*Records shown*:
"""

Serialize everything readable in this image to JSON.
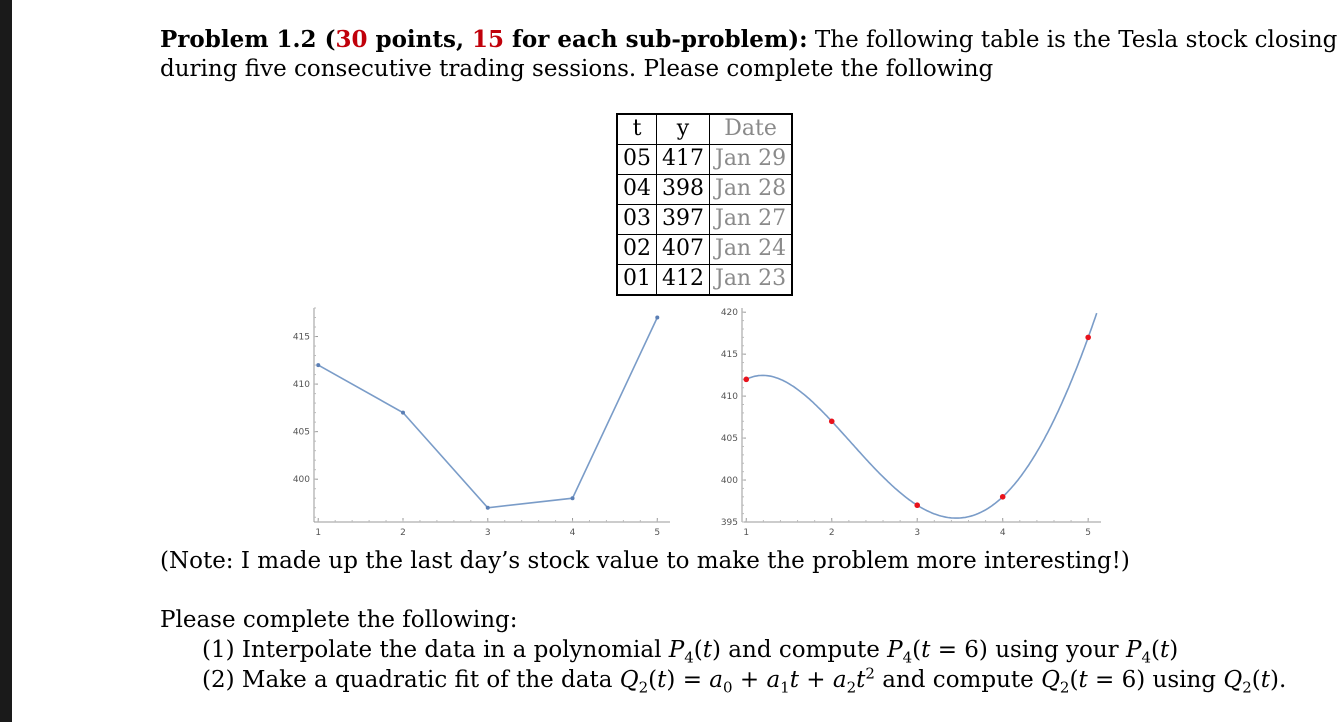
{
  "heading": {
    "problem": "Problem 1.2 (",
    "points": "30",
    "points_text": " points, ",
    "each": "15",
    "each_text": " for each sub-problem):",
    "line1_rest": " The following table is the Tesla stock closings",
    "line2": "during five consecutive trading sessions. Please complete the following"
  },
  "table": {
    "headers": [
      "t",
      "y",
      "Date"
    ],
    "rows": [
      [
        "05",
        "417",
        "Jan 29"
      ],
      [
        "04",
        "398",
        "Jan 28"
      ],
      [
        "03",
        "397",
        "Jan 27"
      ],
      [
        "02",
        "407",
        "Jan 24"
      ],
      [
        "01",
        "412",
        "Jan 23"
      ]
    ]
  },
  "note": "(Note: I made up the last day’s stock value to make the problem more interesting!)",
  "instructions": {
    "intro": "Please complete the following:",
    "item1_a": "(1) Interpolate the data in a polynomial ",
    "item1_b": " and compute ",
    "item1_c": " using  your ",
    "item2_a": "(2) Make a quadratic fit of the data ",
    "item2_b": " and compute ",
    "item2_c": " using "
  },
  "chart_data": [
    {
      "type": "line",
      "x": [
        1,
        2,
        3,
        4,
        5
      ],
      "y": [
        412,
        407,
        397,
        398,
        417
      ],
      "xticks": [
        "1",
        "2",
        "3",
        "4",
        "5"
      ],
      "yticks": [
        "400",
        "405",
        "410",
        "415"
      ],
      "xlim": [
        0.95,
        5.15
      ],
      "ylim": [
        395.5,
        418
      ],
      "color": "#7a9cc8"
    },
    {
      "type": "line",
      "points_x": [
        1,
        2,
        3,
        4,
        5
      ],
      "points_y": [
        412,
        407,
        397,
        398,
        417
      ],
      "curve": "quartic interpolating polynomial",
      "xticks": [
        "1",
        "2",
        "3",
        "4",
        "5"
      ],
      "yticks": [
        "395",
        "400",
        "405",
        "410",
        "415",
        "420"
      ],
      "xlim": [
        0.95,
        5.15
      ],
      "ylim": [
        395,
        420.5
      ],
      "curve_color": "#7a9cc8",
      "point_color": "#e8121c"
    }
  ]
}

"""

Copy out every line of the listing that contains the string "complete".

    "line2": "during five consecutive trading sessions. Please complete the following"
    "intro": "Please complete the following:",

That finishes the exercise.